[Layout records]

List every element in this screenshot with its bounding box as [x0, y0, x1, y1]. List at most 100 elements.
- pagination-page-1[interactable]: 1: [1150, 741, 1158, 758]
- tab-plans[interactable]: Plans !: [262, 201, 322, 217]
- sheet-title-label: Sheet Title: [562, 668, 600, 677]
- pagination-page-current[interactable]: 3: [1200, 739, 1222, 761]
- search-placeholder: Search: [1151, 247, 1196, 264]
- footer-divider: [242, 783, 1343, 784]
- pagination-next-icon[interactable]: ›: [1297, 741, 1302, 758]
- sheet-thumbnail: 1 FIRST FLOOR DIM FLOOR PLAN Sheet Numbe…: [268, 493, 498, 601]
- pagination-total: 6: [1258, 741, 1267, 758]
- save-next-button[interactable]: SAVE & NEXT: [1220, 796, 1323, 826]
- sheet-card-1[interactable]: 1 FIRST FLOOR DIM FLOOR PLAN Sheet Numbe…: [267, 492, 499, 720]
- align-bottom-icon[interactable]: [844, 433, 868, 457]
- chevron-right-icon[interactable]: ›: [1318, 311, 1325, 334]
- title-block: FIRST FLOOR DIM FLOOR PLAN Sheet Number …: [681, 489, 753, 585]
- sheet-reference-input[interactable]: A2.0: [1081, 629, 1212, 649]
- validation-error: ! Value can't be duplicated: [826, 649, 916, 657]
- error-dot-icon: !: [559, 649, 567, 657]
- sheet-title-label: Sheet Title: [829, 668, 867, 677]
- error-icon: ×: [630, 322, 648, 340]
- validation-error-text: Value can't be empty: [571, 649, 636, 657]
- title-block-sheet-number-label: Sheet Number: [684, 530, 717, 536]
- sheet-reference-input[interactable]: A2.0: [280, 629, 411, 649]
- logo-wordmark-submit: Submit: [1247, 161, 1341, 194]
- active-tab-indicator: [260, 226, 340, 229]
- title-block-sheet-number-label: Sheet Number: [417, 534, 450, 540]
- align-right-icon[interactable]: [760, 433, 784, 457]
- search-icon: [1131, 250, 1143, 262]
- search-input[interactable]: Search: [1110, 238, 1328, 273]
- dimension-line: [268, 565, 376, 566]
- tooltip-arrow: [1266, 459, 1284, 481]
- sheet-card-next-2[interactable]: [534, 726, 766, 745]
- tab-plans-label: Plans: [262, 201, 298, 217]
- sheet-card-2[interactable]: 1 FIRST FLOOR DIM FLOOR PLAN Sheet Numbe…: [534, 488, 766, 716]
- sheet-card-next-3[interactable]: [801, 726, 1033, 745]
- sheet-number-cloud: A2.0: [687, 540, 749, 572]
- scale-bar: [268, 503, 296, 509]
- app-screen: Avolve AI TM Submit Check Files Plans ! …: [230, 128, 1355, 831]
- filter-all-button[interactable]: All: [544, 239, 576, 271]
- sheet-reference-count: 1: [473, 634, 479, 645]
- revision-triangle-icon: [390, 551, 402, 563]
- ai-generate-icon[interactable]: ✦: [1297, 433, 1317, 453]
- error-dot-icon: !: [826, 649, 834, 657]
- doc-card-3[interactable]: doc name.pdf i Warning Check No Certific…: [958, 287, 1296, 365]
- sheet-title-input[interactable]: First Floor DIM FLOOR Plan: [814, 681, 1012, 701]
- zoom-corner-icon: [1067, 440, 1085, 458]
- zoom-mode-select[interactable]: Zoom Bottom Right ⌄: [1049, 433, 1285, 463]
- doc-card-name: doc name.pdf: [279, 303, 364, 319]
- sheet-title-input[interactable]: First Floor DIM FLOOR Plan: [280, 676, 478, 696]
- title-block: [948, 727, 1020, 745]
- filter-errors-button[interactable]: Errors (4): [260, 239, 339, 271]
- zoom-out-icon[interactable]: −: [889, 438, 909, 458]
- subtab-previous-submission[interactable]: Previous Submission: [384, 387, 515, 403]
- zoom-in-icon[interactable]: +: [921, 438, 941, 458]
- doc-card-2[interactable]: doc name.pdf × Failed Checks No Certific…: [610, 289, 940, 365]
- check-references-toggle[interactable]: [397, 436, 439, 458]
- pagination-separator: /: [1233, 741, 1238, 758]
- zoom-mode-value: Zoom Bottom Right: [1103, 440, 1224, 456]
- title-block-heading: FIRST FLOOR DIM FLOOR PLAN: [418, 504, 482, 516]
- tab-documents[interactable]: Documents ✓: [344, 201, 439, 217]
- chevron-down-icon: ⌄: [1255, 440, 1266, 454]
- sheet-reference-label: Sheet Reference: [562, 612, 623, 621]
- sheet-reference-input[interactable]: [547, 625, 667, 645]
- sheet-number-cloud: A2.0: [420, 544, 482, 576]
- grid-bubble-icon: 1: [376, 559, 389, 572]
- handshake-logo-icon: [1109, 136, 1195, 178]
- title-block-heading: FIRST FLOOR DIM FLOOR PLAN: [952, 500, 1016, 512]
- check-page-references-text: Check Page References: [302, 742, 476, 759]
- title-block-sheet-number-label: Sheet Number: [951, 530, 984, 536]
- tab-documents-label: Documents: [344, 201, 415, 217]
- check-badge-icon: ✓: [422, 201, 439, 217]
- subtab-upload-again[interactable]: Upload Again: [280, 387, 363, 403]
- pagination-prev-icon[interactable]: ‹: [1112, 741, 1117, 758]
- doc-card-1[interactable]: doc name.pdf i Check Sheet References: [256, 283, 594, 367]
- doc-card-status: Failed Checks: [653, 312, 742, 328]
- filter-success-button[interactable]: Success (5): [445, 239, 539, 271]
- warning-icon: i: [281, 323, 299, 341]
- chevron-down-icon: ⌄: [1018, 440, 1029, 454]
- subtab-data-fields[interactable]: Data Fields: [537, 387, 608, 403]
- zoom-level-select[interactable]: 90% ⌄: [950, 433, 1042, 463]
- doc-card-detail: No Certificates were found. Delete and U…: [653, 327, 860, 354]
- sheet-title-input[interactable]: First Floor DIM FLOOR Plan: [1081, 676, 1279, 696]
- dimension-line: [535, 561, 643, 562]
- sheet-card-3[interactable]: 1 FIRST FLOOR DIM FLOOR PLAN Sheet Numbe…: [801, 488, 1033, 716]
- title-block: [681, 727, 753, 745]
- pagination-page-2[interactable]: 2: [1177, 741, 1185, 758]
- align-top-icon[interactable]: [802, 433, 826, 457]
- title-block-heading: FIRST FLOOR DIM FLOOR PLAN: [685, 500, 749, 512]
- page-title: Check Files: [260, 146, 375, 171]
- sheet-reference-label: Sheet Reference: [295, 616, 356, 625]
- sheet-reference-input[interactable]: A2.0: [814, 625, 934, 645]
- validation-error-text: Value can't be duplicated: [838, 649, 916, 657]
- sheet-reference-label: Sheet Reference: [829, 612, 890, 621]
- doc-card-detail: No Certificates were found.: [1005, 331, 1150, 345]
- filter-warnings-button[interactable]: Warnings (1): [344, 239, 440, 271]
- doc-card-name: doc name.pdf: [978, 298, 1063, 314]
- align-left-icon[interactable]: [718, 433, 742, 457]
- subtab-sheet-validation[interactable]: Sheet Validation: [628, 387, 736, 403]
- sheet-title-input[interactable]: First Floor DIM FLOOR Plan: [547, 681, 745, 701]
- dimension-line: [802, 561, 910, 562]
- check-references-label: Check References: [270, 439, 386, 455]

-- Given problem --
Reproduce all of the material, swapping "Check Files" for "Review Files" and leaving every other character unchanged.

-- Task output --
List every element in this screenshot with its bounding box as [x0, y0, x1, y1]. List at most 100 elements.
- pagination-page-1[interactable]: 1: [1150, 741, 1158, 758]
- tab-plans[interactable]: Plans !: [262, 201, 322, 217]
- sheet-title-label: Sheet Title: [562, 668, 600, 677]
- pagination-page-current[interactable]: 3: [1200, 739, 1222, 761]
- search-placeholder: Search: [1151, 247, 1196, 264]
- footer-divider: [242, 783, 1343, 784]
- pagination-next-icon[interactable]: ›: [1297, 741, 1302, 758]
- sheet-thumbnail: 1 FIRST FLOOR DIM FLOOR PLAN Sheet Numbe…: [268, 493, 498, 601]
- pagination-total: 6: [1258, 741, 1267, 758]
- save-next-button[interactable]: SAVE & NEXT: [1220, 796, 1323, 826]
- sheet-card-1[interactable]: 1 FIRST FLOOR DIM FLOOR PLAN Sheet Numbe…: [267, 492, 499, 720]
- align-bottom-icon[interactable]: [844, 433, 868, 457]
- chevron-right-icon[interactable]: ›: [1318, 311, 1325, 334]
- title-block: FIRST FLOOR DIM FLOOR PLAN Sheet Number …: [681, 489, 753, 585]
- sheet-reference-input[interactable]: A2.0: [1081, 629, 1212, 649]
- validation-error: ! Value can't be duplicated: [826, 649, 916, 657]
- error-dot-icon: !: [559, 649, 567, 657]
- sheet-title-label: Sheet Title: [829, 668, 867, 677]
- error-icon: ×: [630, 322, 648, 340]
- validation-error-text: Value can't be empty: [571, 649, 636, 657]
- title-block-sheet-number-label: Sheet Number: [684, 530, 717, 536]
- sheet-reference-input[interactable]: A2.0: [280, 629, 411, 649]
- logo-wordmark-submit: Submit: [1247, 161, 1341, 194]
- active-tab-indicator: [260, 226, 340, 229]
- title-block-sheet-number-label: Sheet Number: [417, 534, 450, 540]
- align-right-icon[interactable]: [760, 433, 784, 457]
- search-icon: [1131, 250, 1143, 262]
- search-input[interactable]: Search: [1110, 238, 1328, 273]
- dimension-line: [268, 565, 376, 566]
- tooltip-arrow: [1266, 459, 1284, 481]
- sheet-card-next-2[interactable]: [534, 726, 766, 745]
- tab-plans-label: Plans: [262, 201, 298, 217]
- sheet-card-2[interactable]: 1 FIRST FLOOR DIM FLOOR PLAN Sheet Numbe…: [534, 488, 766, 716]
- sheet-card-next-3[interactable]: [801, 726, 1033, 745]
- sheet-number-cloud: A2.0: [687, 540, 749, 572]
- scale-bar: [268, 503, 296, 509]
- app-screen: Avolve AI TM Submit Review Files Plans ! …: [230, 128, 1355, 831]
- filter-all-button[interactable]: All: [544, 239, 576, 271]
- sheet-reference-count: 1: [473, 634, 479, 645]
- revision-triangle-icon: [390, 551, 402, 563]
- ai-generate-icon[interactable]: ✦: [1297, 433, 1317, 453]
- error-dot-icon: !: [826, 649, 834, 657]
- doc-card-3[interactable]: doc name.pdf i Warning Check No Certific…: [958, 287, 1296, 365]
- sheet-title-input[interactable]: First Floor DIM FLOOR Plan: [814, 681, 1012, 701]
- zoom-corner-icon: [1067, 440, 1085, 458]
- zoom-mode-select[interactable]: Zoom Bottom Right ⌄: [1049, 433, 1285, 463]
- doc-card-name: doc name.pdf: [279, 303, 364, 319]
- sheet-title-input[interactable]: First Floor DIM FLOOR Plan: [280, 676, 478, 696]
- title-block: [948, 727, 1020, 745]
- filter-errors-button[interactable]: Errors (4): [260, 239, 339, 271]
- zoom-out-icon[interactable]: −: [889, 438, 909, 458]
- subtab-previous-submission[interactable]: Previous Submission: [384, 387, 515, 403]
- zoom-in-icon[interactable]: +: [921, 438, 941, 458]
- doc-card-2[interactable]: doc name.pdf × Failed Checks No Certific…: [610, 289, 940, 365]
- check-references-toggle[interactable]: [397, 436, 439, 458]
- pagination-separator: /: [1233, 741, 1238, 758]
- zoom-mode-value: Zoom Bottom Right: [1103, 440, 1224, 456]
- title-block-heading: FIRST FLOOR DIM FLOOR PLAN: [418, 504, 482, 516]
- tab-documents[interactable]: Documents ✓: [344, 201, 439, 217]
- chevron-down-icon: ⌄: [1255, 440, 1266, 454]
- sheet-reference-label: Sheet Reference: [562, 612, 623, 621]
- sheet-reference-input[interactable]: [547, 625, 667, 645]
- sheet-number-cloud: A2.0: [420, 544, 482, 576]
- grid-bubble-icon: 1: [376, 559, 389, 572]
- handshake-logo-icon: [1109, 136, 1195, 178]
- title-block-heading: FIRST FLOOR DIM FLOOR PLAN: [952, 500, 1016, 512]
- check-page-references-text: Check Page References: [302, 742, 476, 759]
- title-block-sheet-number-label: Sheet Number: [951, 530, 984, 536]
- tab-documents-label: Documents: [344, 201, 415, 217]
- check-badge-icon: ✓: [422, 201, 439, 217]
- subtab-upload-again[interactable]: Upload Again: [280, 387, 363, 403]
- pagination-prev-icon[interactable]: ‹: [1112, 741, 1117, 758]
- doc-card-1[interactable]: doc name.pdf i Check Sheet References: [256, 283, 594, 367]
- doc-card-status: Failed Checks: [653, 312, 742, 328]
- filter-success-button[interactable]: Success (5): [445, 239, 539, 271]
- warning-icon: i: [281, 323, 299, 341]
- chevron-down-icon: ⌄: [1018, 440, 1029, 454]
- subtab-data-fields[interactable]: Data Fields: [537, 387, 608, 403]
- zoom-level-select[interactable]: 90% ⌄: [950, 433, 1042, 463]
- doc-card-detail: No Certificates were found. Delete and U…: [653, 327, 860, 354]
- sheet-title-input[interactable]: First Floor DIM FLOOR Plan: [1081, 676, 1279, 696]
- dimension-line: [535, 561, 643, 562]
- sheet-card-3[interactable]: 1 FIRST FLOOR DIM FLOOR PLAN Sheet Numbe…: [801, 488, 1033, 716]
- title-block: [681, 727, 753, 745]
- pagination-page-2[interactable]: 2: [1177, 741, 1185, 758]
- align-top-icon[interactable]: [802, 433, 826, 457]
- title-block-heading: FIRST FLOOR DIM FLOOR PLAN: [685, 500, 749, 512]
- page-title: Review Files: [260, 146, 375, 171]
- sheet-reference-label: Sheet Reference: [295, 616, 356, 625]
- sheet-reference-input[interactable]: A2.0: [814, 625, 934, 645]
- validation-error-text: Value can't be duplicated: [838, 649, 916, 657]
- sheet-reference-label: Sheet Reference: [829, 612, 890, 621]
- doc-card-detail: No Certificates were found.: [1005, 331, 1150, 345]
- filter-warnings-button[interactable]: Warnings (1): [344, 239, 440, 271]
- doc-card-name: doc name.pdf: [978, 298, 1063, 314]
- align-left-icon[interactable]: [718, 433, 742, 457]
- subtab-sheet-validation[interactable]: Sheet Validation: [628, 387, 736, 403]
- sheet-title-input[interactable]: First Floor DIM FLOOR Plan: [547, 681, 745, 701]
- dimension-line: [802, 561, 910, 562]
- check-references-label: Check References: [270, 439, 386, 455]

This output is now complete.